■ TASK REQUIREMENTS: Go through the data and copy each line where the string "along" appears.
*** Opening RECORDS FOR PROCESSING ***
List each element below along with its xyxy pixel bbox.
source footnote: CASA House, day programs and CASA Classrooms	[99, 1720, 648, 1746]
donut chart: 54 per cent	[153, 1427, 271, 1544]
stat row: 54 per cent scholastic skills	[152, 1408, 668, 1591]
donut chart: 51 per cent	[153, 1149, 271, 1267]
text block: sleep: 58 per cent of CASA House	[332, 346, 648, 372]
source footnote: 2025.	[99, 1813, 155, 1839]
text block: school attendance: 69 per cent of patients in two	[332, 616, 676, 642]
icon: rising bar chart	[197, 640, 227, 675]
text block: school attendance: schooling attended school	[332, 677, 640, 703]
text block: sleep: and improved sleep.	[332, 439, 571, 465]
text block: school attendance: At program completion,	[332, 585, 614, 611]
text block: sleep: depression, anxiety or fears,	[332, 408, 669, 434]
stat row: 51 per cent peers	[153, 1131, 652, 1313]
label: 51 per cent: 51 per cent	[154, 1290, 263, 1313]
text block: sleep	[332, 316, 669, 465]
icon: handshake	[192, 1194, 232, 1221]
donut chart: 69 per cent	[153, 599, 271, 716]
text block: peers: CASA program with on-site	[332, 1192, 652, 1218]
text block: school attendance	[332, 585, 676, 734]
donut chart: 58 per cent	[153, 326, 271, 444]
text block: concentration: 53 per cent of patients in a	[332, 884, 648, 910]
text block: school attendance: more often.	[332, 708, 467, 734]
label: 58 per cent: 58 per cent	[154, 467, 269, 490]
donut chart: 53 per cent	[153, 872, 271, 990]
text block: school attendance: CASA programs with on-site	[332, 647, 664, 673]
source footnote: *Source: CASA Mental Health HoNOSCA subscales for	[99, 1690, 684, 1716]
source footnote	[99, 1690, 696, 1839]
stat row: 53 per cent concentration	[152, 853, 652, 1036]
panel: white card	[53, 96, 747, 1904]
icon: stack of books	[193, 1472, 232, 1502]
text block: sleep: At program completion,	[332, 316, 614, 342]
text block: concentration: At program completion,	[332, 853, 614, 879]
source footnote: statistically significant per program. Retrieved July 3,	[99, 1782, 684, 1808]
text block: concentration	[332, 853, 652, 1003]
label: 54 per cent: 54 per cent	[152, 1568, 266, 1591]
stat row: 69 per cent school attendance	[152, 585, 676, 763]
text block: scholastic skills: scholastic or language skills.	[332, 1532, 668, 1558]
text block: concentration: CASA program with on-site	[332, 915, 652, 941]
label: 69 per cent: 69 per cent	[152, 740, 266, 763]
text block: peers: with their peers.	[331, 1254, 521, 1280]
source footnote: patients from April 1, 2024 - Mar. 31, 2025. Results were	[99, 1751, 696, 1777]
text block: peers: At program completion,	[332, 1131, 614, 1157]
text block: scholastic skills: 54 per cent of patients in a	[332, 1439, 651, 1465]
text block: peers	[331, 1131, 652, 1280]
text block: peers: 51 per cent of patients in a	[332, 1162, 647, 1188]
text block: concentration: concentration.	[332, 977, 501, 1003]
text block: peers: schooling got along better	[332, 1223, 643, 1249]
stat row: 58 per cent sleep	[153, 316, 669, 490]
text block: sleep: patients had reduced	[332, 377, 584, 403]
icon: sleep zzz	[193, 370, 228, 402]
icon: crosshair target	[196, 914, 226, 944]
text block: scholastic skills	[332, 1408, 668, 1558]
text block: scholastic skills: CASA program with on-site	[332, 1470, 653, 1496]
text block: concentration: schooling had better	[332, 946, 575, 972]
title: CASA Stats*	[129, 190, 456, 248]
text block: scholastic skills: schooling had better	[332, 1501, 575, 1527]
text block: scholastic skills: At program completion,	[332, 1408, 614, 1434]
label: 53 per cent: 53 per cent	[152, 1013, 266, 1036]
*** Closing RECORDS FOR PROCESSING ***
■ SOLUTION TO THE EXERCISE:
List each element below along with its xyxy pixel bbox.
text block: peers: schooling got along better	[332, 1223, 643, 1249]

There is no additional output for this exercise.